**Your goal**. Copy out each line of the data that holds the word "szerves".

** begin Records provided **

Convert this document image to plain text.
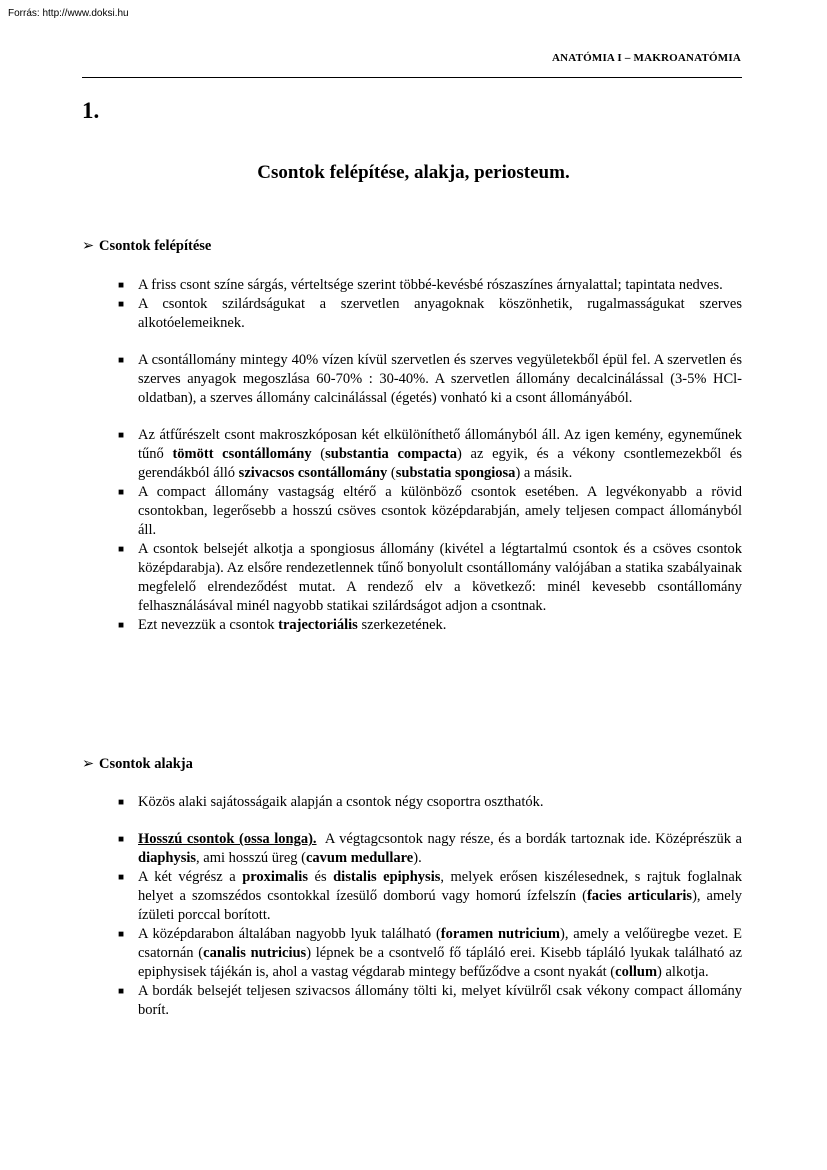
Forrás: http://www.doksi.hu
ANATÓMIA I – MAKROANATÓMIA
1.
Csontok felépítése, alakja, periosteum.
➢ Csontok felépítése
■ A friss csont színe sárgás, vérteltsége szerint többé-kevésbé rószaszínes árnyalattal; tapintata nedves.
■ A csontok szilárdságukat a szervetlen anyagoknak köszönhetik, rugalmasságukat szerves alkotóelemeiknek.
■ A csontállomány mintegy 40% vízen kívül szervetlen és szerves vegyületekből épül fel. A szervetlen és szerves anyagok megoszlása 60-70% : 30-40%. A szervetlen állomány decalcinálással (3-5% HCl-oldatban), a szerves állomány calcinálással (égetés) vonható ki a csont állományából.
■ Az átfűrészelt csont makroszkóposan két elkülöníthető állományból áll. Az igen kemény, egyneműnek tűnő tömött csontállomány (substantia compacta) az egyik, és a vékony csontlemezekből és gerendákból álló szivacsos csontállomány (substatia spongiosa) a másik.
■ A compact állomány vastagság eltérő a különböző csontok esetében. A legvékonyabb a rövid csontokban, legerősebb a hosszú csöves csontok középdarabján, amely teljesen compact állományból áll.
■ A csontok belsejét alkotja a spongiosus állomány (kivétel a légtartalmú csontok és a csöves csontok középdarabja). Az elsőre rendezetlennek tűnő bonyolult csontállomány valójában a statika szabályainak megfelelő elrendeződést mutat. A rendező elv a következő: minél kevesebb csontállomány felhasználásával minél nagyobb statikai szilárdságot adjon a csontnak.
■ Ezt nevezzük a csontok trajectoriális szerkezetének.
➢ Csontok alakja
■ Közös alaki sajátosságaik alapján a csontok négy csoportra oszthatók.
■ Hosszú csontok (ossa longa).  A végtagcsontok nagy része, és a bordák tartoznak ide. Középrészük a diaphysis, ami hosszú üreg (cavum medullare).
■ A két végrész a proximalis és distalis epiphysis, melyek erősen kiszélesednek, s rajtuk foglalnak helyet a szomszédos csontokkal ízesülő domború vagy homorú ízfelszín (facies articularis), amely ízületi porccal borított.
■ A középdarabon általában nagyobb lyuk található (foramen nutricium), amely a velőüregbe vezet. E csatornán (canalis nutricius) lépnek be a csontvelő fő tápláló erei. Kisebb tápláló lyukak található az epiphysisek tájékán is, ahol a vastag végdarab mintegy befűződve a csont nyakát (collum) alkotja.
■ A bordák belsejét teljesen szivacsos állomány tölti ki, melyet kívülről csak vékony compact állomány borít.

** end Records provided **
** begin Records provided **

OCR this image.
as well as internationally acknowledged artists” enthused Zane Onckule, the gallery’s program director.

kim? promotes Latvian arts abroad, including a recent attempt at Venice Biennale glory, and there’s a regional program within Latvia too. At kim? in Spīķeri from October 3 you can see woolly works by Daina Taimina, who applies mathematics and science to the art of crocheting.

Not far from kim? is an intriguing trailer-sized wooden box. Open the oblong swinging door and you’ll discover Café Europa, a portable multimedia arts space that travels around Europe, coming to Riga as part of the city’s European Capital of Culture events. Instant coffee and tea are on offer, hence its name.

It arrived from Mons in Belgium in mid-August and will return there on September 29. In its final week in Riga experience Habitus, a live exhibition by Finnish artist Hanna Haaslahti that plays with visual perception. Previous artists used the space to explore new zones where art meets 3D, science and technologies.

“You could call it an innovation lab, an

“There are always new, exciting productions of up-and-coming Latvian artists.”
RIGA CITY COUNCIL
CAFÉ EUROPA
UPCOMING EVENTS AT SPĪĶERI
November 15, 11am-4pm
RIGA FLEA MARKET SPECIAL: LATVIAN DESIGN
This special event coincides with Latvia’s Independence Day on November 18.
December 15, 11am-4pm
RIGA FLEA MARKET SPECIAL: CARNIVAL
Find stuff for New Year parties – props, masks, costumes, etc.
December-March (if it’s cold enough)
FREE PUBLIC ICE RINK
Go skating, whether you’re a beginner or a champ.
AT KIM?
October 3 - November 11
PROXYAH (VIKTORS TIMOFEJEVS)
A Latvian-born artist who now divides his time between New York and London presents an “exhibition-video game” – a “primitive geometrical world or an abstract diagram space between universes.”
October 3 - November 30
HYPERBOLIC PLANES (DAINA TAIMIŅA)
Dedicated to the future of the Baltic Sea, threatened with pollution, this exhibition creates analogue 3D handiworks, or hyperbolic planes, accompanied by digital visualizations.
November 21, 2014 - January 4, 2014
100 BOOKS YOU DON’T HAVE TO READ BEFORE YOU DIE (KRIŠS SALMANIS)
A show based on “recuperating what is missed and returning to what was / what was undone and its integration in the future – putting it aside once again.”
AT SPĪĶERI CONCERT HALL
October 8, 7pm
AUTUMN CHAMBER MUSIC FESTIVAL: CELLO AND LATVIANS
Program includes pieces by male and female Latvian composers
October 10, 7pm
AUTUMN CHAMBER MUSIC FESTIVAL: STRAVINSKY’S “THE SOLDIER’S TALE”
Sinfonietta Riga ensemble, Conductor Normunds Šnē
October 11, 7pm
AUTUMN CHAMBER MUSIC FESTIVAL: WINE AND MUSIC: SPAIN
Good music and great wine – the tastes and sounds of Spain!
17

** end Records provided **
** begin Records provided **

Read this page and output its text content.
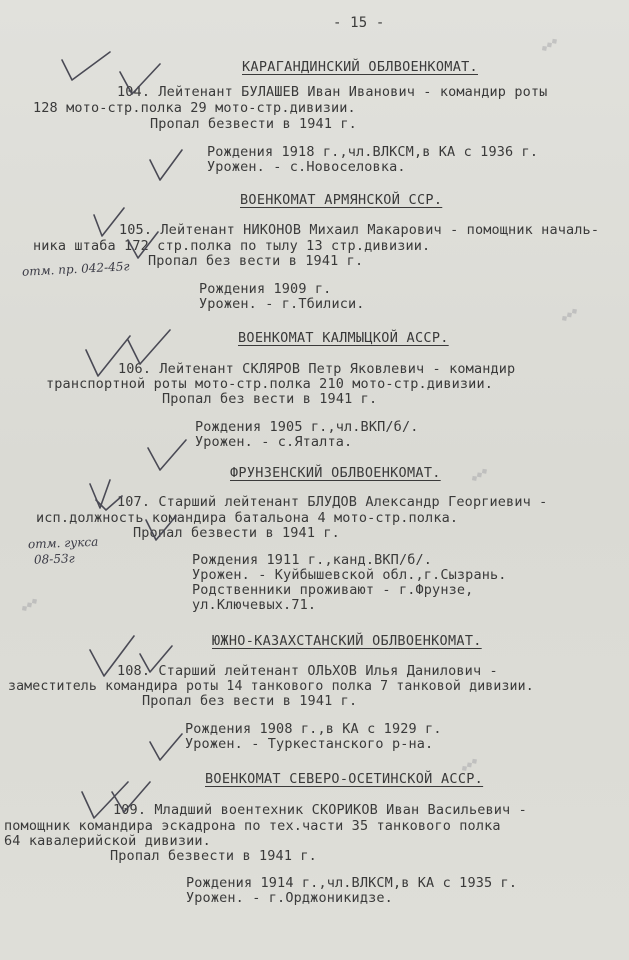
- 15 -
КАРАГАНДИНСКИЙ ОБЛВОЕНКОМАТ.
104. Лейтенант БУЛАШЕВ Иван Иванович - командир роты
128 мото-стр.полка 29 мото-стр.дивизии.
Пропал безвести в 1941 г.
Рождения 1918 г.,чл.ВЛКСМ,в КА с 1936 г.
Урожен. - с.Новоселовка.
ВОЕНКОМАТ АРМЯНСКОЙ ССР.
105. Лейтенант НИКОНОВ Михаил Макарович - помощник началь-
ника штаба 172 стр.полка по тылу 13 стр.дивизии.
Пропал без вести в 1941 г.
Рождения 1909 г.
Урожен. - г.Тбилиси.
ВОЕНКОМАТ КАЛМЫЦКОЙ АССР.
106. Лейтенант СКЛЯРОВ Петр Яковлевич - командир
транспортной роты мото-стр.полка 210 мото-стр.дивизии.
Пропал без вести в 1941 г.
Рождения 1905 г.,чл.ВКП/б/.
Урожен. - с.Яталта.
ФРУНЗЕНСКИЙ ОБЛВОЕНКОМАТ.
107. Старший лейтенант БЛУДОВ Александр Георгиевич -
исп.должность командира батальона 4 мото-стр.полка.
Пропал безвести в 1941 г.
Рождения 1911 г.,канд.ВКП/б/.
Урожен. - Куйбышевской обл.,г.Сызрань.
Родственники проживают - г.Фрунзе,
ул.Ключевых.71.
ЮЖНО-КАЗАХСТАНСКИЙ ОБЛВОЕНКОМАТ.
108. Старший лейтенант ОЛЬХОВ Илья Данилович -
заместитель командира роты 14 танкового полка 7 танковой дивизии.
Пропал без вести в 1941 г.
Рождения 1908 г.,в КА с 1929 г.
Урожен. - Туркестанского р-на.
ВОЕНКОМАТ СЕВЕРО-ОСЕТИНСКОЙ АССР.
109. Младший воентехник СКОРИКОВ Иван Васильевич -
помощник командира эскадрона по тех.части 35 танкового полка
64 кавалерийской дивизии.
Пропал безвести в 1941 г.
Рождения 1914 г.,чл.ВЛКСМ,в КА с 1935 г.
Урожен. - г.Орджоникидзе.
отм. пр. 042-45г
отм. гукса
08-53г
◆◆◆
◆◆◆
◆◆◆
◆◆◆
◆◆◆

** end Records provided **

**Written response**.
■ A csontok szilárdságukat a szervetlen anyagoknak köszönhetik, rugalmasságukat szerves alkotóelemeiknek.
■ A csontállomány mintegy 40% vízen kívül szervetlen és szerves vegyületekből épül fel. A szervetlen és szerves anyagok megoszlása 60-70% : 30-40%. A szervetlen állomány decalcinálással (3-5% HCl-oldatban), a szerves állomány calcinálással (égetés) vonható ki a csont állományából.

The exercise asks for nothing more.